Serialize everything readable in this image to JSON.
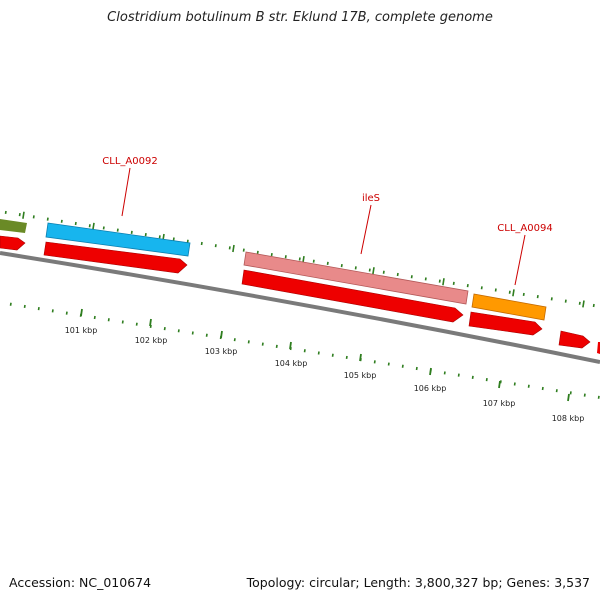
{
  "title": "Clostridium botulinum B str. Eklund 17B, complete genome",
  "footer": {
    "accession": "Accession: NC_010674",
    "summary": "Topology: circular; Length: 3,800,327 bp; Genes: 3,537"
  },
  "ruler": {
    "ticks": [
      "101 kbp",
      "102 kbp",
      "103 kbp",
      "104 kbp",
      "105 kbp",
      "106 kbp",
      "107 kbp",
      "108 kbp"
    ]
  },
  "gene_labels": [
    "CLL_A0092",
    "ileS",
    "CLL_A0094"
  ],
  "colors": {
    "label_red": "#cc0000",
    "gene_red": "#ee0000",
    "backbone": "#7a7a7a",
    "tick_green": "#2e7d1e",
    "olive": "#6a8a26",
    "cyan": "#17b5ee",
    "pink": "#e88a8a",
    "orange": "#ff9900"
  }
}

WHAT TO DO
Your copy of the records must be exact and must contain no pictures.

EXERCISE SOLUTION
Serialize everything readable in this image to JSON.
{
  "title": "Clostridium botulinum B str. Eklund 17B, complete genome",
  "footer": {
    "accession": "Accession: NC_010674",
    "summary": "Topology: circular; Length: 3,800,327 bp; Genes: 3,537"
  },
  "ruler": {
    "ticks": [
      "101 kbp",
      "102 kbp",
      "103 kbp",
      "104 kbp",
      "105 kbp",
      "106 kbp",
      "107 kbp",
      "108 kbp"
    ]
  },
  "gene_labels": [
    "CLL_A0092",
    "ileS",
    "CLL_A0094"
  ],
  "colors": {
    "label_red": "#cc0000",
    "gene_red": "#ee0000",
    "backbone": "#7a7a7a",
    "tick_green": "#2e7d1e",
    "olive": "#6a8a26",
    "cyan": "#17b5ee",
    "pink": "#e88a8a",
    "orange": "#ff9900"
  }
}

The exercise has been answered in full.